» **Work instructions**
Give every line again exactly as it appears, please, but not the pictures.

» **Stored data**
* begin *
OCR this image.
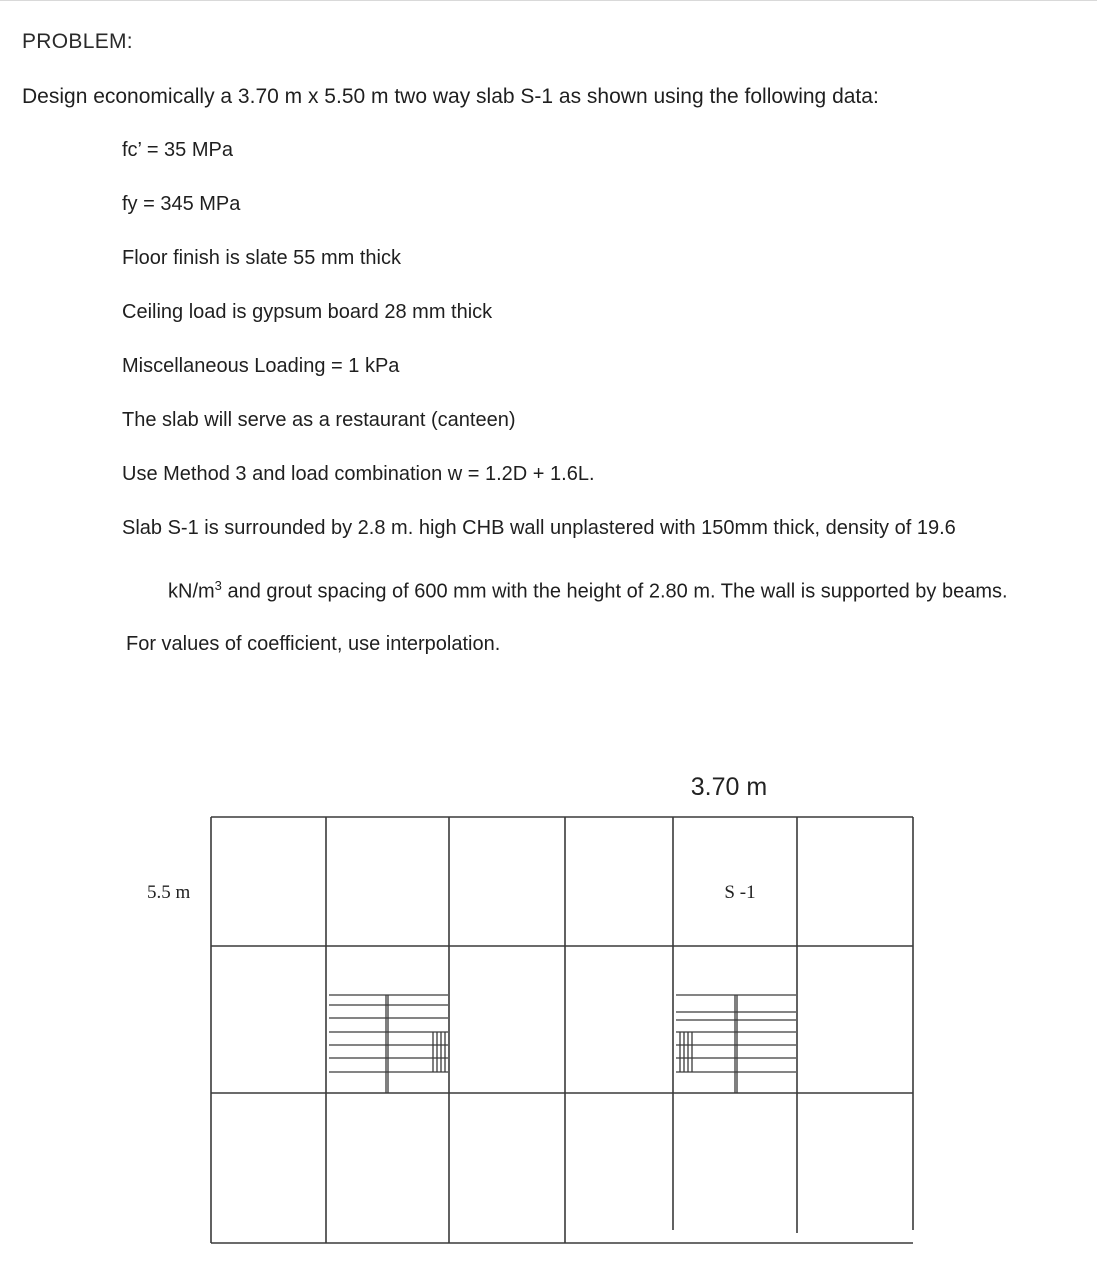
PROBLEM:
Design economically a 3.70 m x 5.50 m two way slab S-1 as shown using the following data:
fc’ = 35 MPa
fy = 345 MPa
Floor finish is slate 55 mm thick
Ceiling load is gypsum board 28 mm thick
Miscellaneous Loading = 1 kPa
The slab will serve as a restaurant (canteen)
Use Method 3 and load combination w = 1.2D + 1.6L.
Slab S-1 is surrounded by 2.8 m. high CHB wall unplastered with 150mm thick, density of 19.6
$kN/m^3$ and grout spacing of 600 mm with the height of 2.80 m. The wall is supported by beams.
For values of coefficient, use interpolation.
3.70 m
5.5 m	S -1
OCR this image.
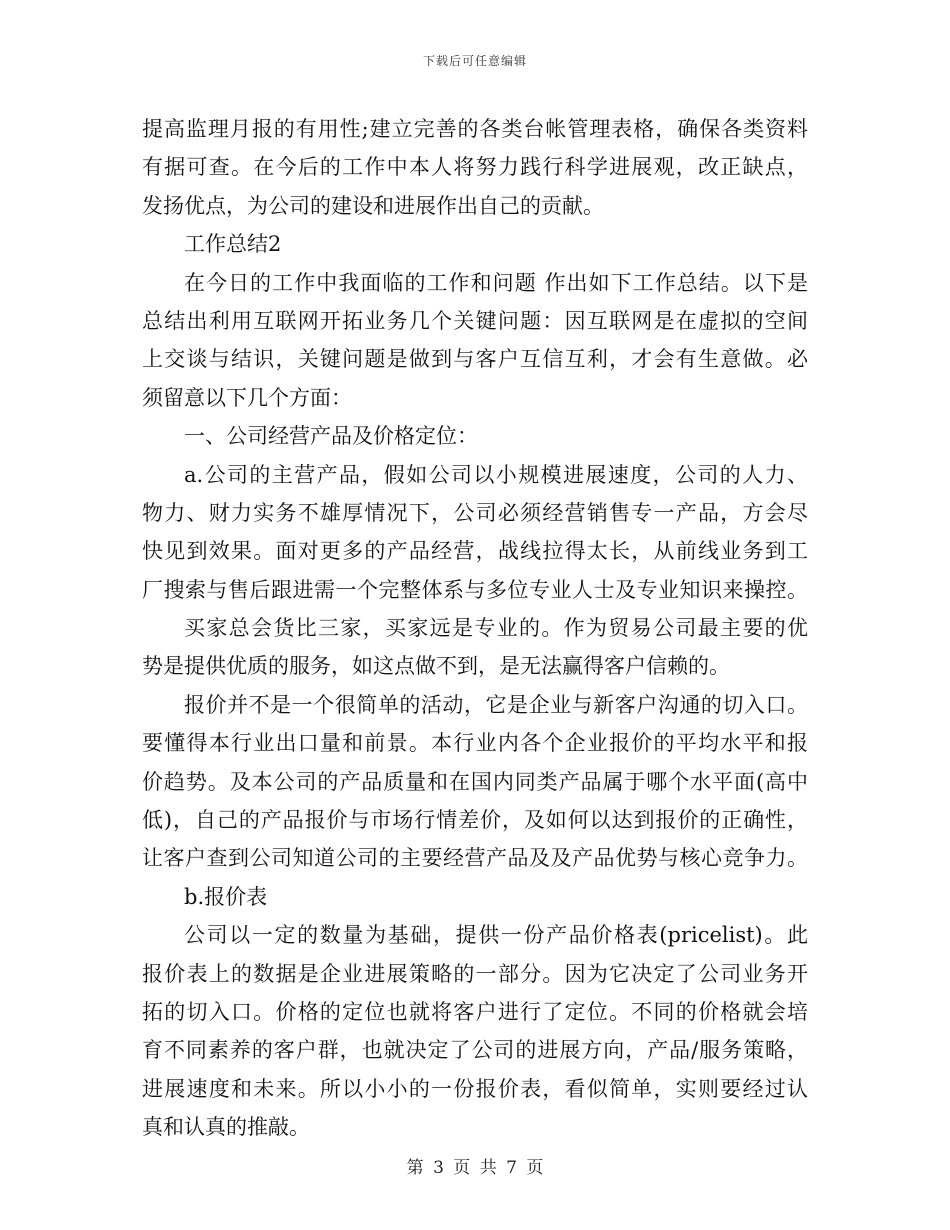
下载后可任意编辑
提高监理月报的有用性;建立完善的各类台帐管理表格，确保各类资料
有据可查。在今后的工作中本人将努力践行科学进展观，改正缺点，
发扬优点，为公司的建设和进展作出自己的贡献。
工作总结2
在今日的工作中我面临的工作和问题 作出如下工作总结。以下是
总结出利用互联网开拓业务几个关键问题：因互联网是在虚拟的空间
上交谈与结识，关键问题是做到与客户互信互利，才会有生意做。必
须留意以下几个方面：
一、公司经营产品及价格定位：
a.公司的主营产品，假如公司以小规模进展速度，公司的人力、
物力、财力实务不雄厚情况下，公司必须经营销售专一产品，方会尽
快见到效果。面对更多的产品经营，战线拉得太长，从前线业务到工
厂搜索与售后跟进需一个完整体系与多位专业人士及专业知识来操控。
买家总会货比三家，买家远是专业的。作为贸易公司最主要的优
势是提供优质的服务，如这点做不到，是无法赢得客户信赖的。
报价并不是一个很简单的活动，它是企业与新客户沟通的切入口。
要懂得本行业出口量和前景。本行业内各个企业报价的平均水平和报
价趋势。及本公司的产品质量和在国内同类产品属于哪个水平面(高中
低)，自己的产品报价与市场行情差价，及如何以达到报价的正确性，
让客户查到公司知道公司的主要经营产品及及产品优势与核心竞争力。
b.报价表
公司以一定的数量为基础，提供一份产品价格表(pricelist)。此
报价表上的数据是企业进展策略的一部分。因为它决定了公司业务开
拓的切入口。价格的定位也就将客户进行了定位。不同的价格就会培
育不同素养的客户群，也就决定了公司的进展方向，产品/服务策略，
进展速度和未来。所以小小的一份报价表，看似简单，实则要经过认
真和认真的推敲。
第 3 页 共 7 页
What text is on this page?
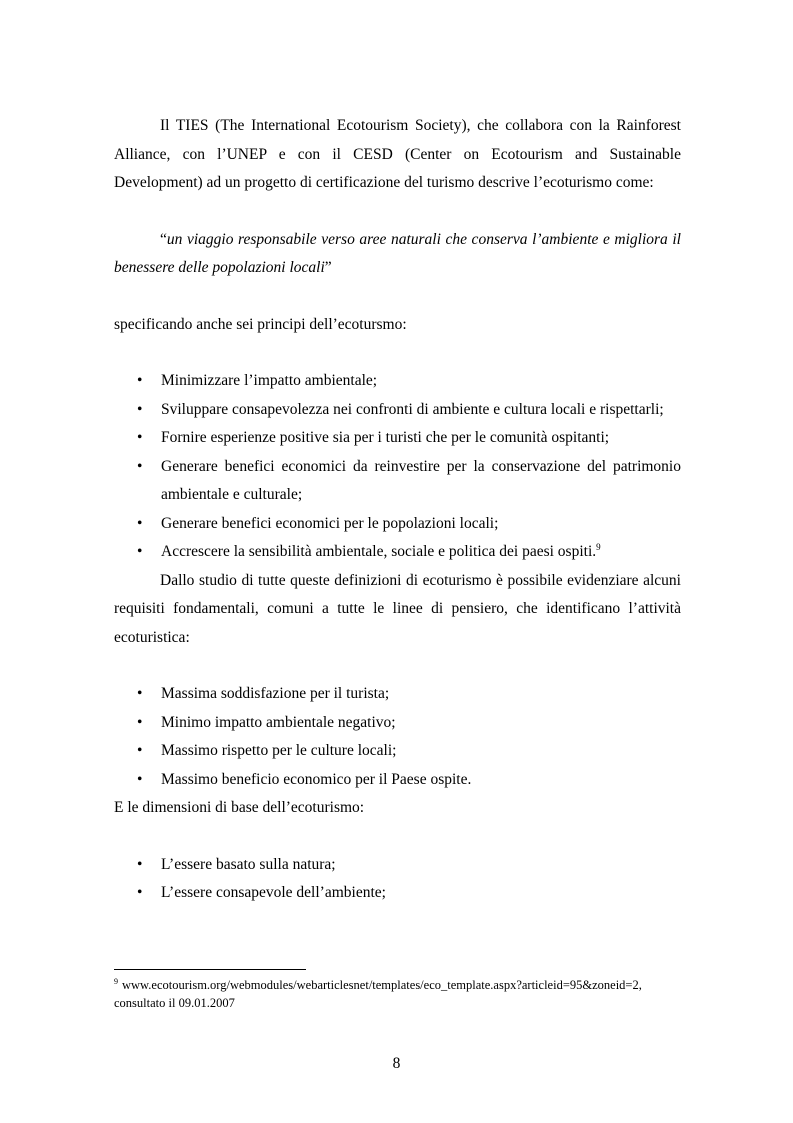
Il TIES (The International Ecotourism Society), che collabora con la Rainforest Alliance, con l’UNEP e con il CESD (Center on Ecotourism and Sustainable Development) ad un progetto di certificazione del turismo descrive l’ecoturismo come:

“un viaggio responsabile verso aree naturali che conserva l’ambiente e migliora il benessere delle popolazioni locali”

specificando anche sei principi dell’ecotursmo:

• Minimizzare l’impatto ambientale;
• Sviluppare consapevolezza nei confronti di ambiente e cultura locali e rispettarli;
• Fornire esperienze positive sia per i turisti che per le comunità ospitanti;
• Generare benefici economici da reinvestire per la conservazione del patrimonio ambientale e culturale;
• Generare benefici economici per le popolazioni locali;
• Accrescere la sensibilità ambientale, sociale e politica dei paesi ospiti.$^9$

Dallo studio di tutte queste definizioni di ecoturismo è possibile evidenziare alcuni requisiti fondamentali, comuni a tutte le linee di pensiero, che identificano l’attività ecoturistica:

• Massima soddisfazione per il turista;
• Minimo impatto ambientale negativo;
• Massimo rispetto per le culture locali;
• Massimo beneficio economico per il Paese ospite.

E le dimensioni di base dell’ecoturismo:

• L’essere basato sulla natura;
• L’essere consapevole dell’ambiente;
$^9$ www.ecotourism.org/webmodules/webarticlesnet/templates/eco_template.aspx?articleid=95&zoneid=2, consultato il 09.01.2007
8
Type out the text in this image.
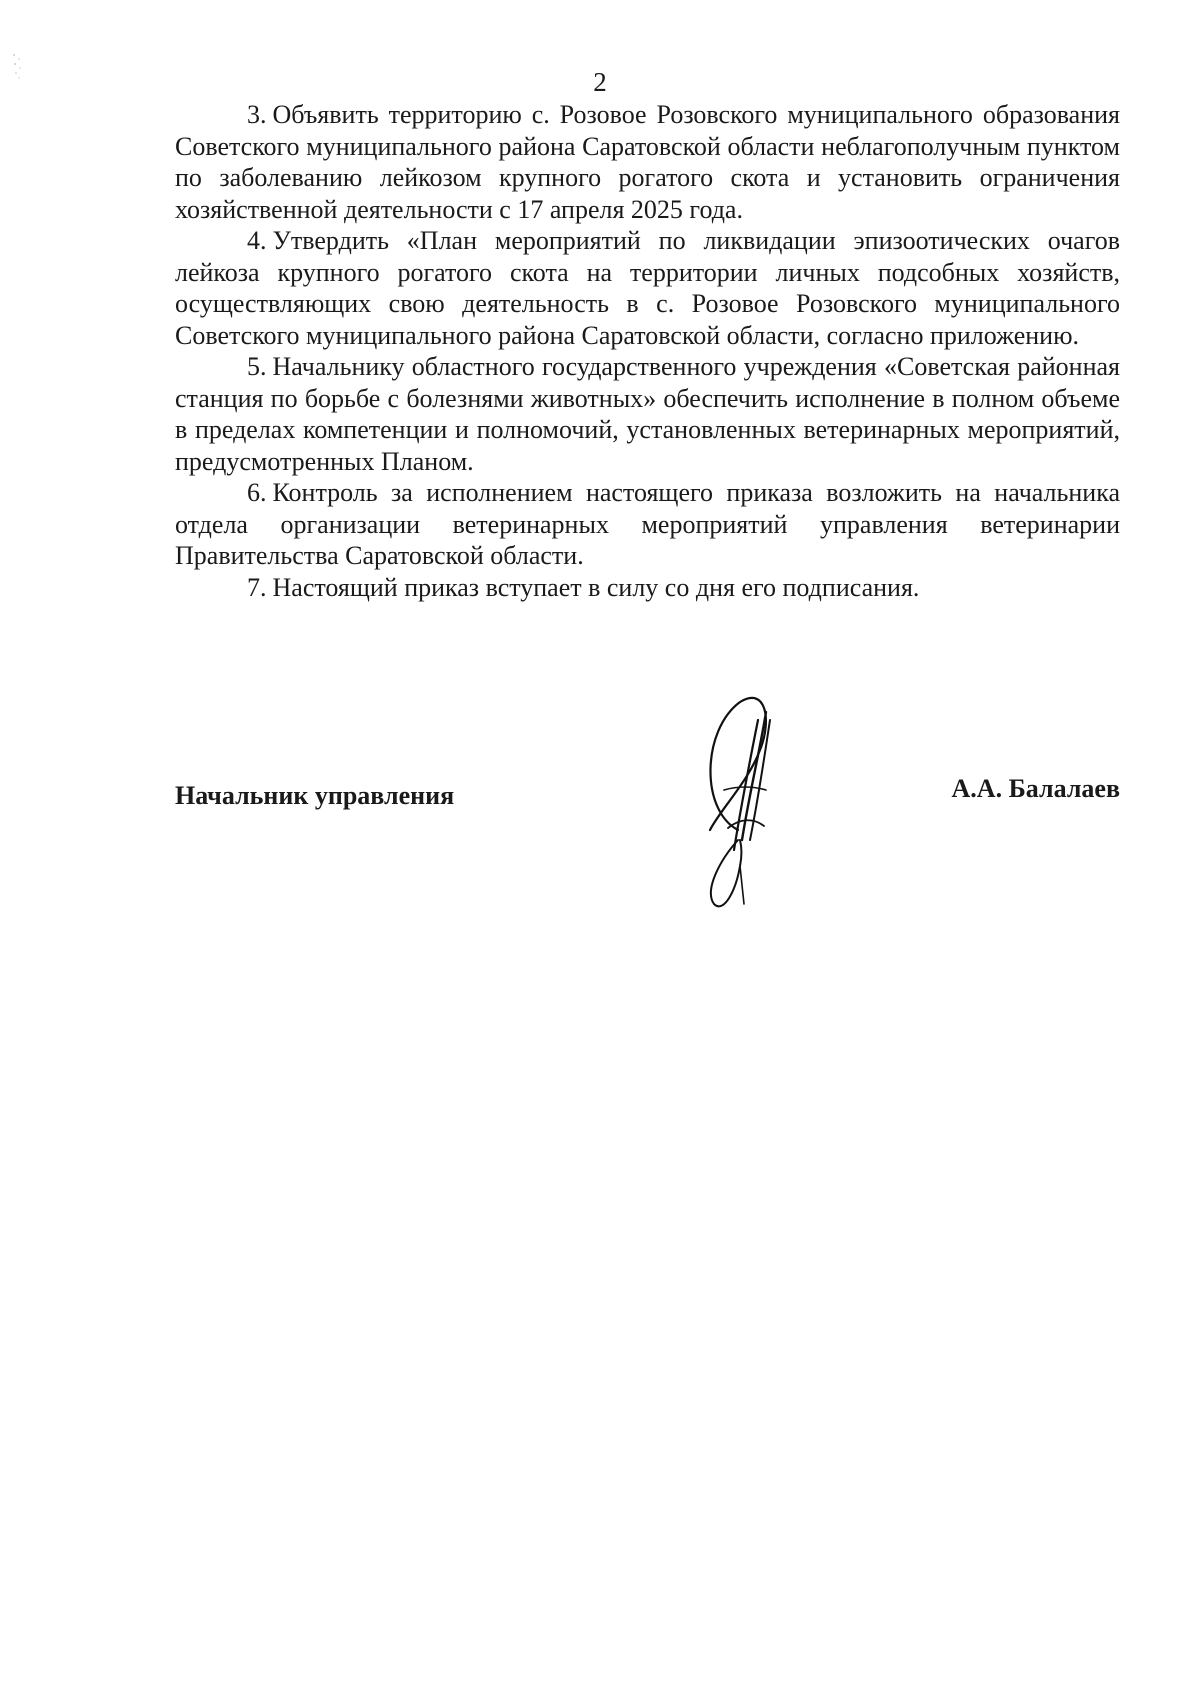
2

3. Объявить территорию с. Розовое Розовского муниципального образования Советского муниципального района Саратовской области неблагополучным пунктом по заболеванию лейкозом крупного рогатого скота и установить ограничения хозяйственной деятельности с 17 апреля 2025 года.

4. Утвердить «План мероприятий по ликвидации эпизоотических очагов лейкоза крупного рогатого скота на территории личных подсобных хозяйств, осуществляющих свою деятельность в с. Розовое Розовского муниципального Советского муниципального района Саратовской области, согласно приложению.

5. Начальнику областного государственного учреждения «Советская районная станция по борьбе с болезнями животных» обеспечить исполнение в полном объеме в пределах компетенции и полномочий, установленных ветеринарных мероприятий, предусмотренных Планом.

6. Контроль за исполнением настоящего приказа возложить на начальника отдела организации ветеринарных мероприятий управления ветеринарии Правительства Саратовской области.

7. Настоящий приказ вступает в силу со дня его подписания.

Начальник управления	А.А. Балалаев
* end *
» **Task response**
OCR this image.
PROBLEM:
Design economically a 3.70 m x 5.50 m two way slab S-1 as shown using the following data:
fc’ = 35 MPa
fy = 345 MPa
Floor finish is slate 55 mm thick
Ceiling load is gypsum board 28 mm thick
Miscellaneous Loading = 1 kPa
The slab will serve as a restaurant (canteen)
Use Method 3 and load combination w = 1.2D + 1.6L.
Slab S-1 is surrounded by 2.8 m. high CHB wall unplastered with 150mm thick, density of 19.6
$kN/m^3$ and grout spacing of 600 mm with the height of 2.80 m. The wall is supported by beams.
For values of coefficient, use interpolation.
3.70 m
5.5 m	S -1
OCR this image.
下载后可任意编辑
提高监理月报的有用性;建立完善的各类台帐管理表格，确保各类资料
有据可查。在今后的工作中本人将努力践行科学进展观，改正缺点，
发扬优点，为公司的建设和进展作出自己的贡献。
工作总结2
在今日的工作中我面临的工作和问题 作出如下工作总结。以下是
总结出利用互联网开拓业务几个关键问题：因互联网是在虚拟的空间
上交谈与结识，关键问题是做到与客户互信互利，才会有生意做。必
须留意以下几个方面：
一、公司经营产品及价格定位：
a.公司的主营产品，假如公司以小规模进展速度，公司的人力、
物力、财力实务不雄厚情况下，公司必须经营销售专一产品，方会尽
快见到效果。面对更多的产品经营，战线拉得太长，从前线业务到工
厂搜索与售后跟进需一个完整体系与多位专业人士及专业知识来操控。
买家总会货比三家，买家远是专业的。作为贸易公司最主要的优
势是提供优质的服务，如这点做不到，是无法赢得客户信赖的。
报价并不是一个很简单的活动，它是企业与新客户沟通的切入口。
要懂得本行业出口量和前景。本行业内各个企业报价的平均水平和报
价趋势。及本公司的产品质量和在国内同类产品属于哪个水平面(高中
低)，自己的产品报价与市场行情差价，及如何以达到报价的正确性，
让客户查到公司知道公司的主要经营产品及及产品优势与核心竞争力。
b.报价表
公司以一定的数量为基础，提供一份产品价格表(pricelist)。此
报价表上的数据是企业进展策略的一部分。因为它决定了公司业务开
拓的切入口。价格的定位也就将客户进行了定位。不同的价格就会培
育不同素养的客户群，也就决定了公司的进展方向，产品/服务策略，
进展速度和未来。所以小小的一份报价表，看似简单，实则要经过认
真和认真的推敲。
第 3 页 共 7 页
What text is on this page?
Il TIES (The International Ecotourism Society), che collabora con la Rainforest Alliance, con l’UNEP e con il CESD (Center on Ecotourism and Sustainable Development) ad un progetto di certificazione del turismo descrive l’ecoturismo come:

“un viaggio responsabile verso aree naturali che conserva l’ambiente e migliora il benessere delle popolazioni locali”

specificando anche sei principi dell’ecotursmo:

• Minimizzare l’impatto ambientale;
• Sviluppare consapevolezza nei confronti di ambiente e cultura locali e rispettarli;
• Fornire esperienze positive sia per i turisti che per le comunità ospitanti;
• Generare benefici economici da reinvestire per la conservazione del patrimonio ambientale e culturale;
• Generare benefici economici per le popolazioni locali;
• Accrescere la sensibilità ambientale, sociale e politica dei paesi ospiti.$^9$

Dallo studio di tutte queste definizioni di ecoturismo è possibile evidenziare alcuni requisiti fondamentali, comuni a tutte le linee di pensiero, che identificano l’attività ecoturistica:

• Massima soddisfazione per il turista;
• Minimo impatto ambientale negativo;
• Massimo rispetto per le culture locali;
• Massimo beneficio economico per il Paese ospite.

E le dimensioni di base dell’ecoturismo:

• L’essere basato sulla natura;
• L’essere consapevole dell’ambiente;
$^9$ www.ecotourism.org/webmodules/webarticlesnet/templates/eco_template.aspx?articleid=95&zoneid=2, consultato il 09.01.2007
8
Type out the text in this image.
2

3. Объявить территорию с. Розовое Розовского муниципального образования Советского муниципального района Саратовской области неблагополучным пунктом по заболеванию лейкозом крупного рогатого скота и установить ограничения хозяйственной деятельности с 17 апреля 2025 года.

4. Утвердить «План мероприятий по ликвидации эпизоотических очагов лейкоза крупного рогатого скота на территории личных подсобных хозяйств, осуществляющих свою деятельность в с. Розовое Розовского муниципального Советского муниципального района Саратовской области, согласно приложению.

5. Начальнику областного государственного учреждения «Советская районная станция по борьбе с болезнями животных» обеспечить исполнение в полном объеме в пределах компетенции и полномочий, установленных ветеринарных мероприятий, предусмотренных Планом.

6. Контроль за исполнением настоящего приказа возложить на начальника отдела организации ветеринарных мероприятий управления ветеринарии Правительства Саратовской области.

7. Настоящий приказ вступает в силу со дня его подписания.

Начальник управления	А.А. Балалаев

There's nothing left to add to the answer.